What the exercise asks => Extract every line from the entries that follow and reproduce each one without any change.

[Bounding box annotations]
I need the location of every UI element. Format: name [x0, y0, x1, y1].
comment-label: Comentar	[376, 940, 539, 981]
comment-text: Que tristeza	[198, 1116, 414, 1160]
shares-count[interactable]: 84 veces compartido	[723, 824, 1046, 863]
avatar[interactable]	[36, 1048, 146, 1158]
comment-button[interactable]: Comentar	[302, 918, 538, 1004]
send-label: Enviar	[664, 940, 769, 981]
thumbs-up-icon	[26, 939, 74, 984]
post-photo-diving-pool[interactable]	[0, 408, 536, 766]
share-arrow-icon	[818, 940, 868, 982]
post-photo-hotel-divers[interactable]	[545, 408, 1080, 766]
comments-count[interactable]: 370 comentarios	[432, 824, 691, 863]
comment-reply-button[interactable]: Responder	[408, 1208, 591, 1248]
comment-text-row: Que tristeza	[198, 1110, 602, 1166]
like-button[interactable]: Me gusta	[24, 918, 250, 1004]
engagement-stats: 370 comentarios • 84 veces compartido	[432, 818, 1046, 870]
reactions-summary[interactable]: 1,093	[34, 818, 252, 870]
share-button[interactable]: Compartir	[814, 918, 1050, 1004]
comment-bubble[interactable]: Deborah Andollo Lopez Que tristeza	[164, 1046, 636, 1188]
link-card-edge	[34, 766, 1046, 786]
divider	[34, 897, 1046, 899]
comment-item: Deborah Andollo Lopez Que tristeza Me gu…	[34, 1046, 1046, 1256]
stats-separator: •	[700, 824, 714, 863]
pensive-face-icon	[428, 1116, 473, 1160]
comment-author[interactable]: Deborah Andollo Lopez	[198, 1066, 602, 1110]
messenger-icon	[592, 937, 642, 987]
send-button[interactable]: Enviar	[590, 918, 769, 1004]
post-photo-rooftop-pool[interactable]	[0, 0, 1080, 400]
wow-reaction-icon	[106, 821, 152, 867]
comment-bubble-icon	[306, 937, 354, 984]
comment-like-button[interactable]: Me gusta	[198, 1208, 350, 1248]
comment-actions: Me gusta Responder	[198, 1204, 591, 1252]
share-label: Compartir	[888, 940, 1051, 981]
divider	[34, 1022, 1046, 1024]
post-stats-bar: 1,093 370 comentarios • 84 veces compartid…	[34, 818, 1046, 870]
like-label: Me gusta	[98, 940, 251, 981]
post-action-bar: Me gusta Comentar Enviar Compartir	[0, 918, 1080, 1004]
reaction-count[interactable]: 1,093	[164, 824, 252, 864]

Correct result =>
I need the location of every UI element. Format: name [x0, y0, x1, y1].
comment-label: Comentar	[376, 940, 539, 981]
comment-text: Que tristeza	[198, 1116, 414, 1160]
shares-count[interactable]: 84 veces compartido	[723, 824, 1046, 863]
avatar[interactable]	[36, 1048, 146, 1158]
comment-button[interactable]: Comentar	[302, 918, 538, 1004]
send-label: Enviar	[664, 940, 769, 981]
thumbs-up-icon	[26, 939, 74, 984]
post-photo-diving-pool[interactable]	[0, 408, 536, 766]
share-arrow-icon	[818, 940, 868, 982]
post-photo-hotel-divers[interactable]	[545, 408, 1080, 766]
comments-count[interactable]: 370 comentarios	[432, 824, 691, 863]
comment-reply-button[interactable]: Responder	[408, 1208, 591, 1248]
comment-text-row: Que tristeza	[198, 1110, 602, 1166]
like-button[interactable]: Me gusta	[24, 918, 250, 1004]
engagement-stats: 370 comentarios • 84 veces compartido	[432, 818, 1046, 870]
reactions-summary[interactable]: 1,093	[34, 818, 252, 870]
share-button[interactable]: Compartir	[814, 918, 1050, 1004]
comment-bubble[interactable]: Deborah Andollo Lopez Que tristeza	[164, 1046, 636, 1188]
link-card-edge	[34, 766, 1046, 786]
divider	[34, 897, 1046, 899]
comment-item: Deborah Andollo Lopez Que tristeza Me gu…	[34, 1046, 1046, 1256]
stats-separator: •	[700, 824, 714, 863]
pensive-face-icon	[428, 1116, 473, 1160]
comment-author[interactable]: Deborah Andollo Lopez	[198, 1066, 602, 1110]
messenger-icon	[592, 937, 642, 987]
send-button[interactable]: Enviar	[590, 918, 769, 1004]
post-photo-rooftop-pool[interactable]	[0, 0, 1080, 400]
wow-reaction-icon	[106, 821, 152, 867]
comment-bubble-icon	[306, 937, 354, 984]
comment-like-button[interactable]: Me gusta	[198, 1208, 350, 1248]
comment-actions: Me gusta Responder	[198, 1204, 591, 1252]
share-label: Compartir	[888, 940, 1051, 981]
divider	[34, 1022, 1046, 1024]
post-stats-bar: 1,093 370 comentarios • 84 veces compartid…	[34, 818, 1046, 870]
like-label: Me gusta	[98, 940, 251, 981]
post-action-bar: Me gusta Comentar Enviar Compartir	[0, 918, 1080, 1004]
reaction-count[interactable]: 1,093	[164, 824, 252, 864]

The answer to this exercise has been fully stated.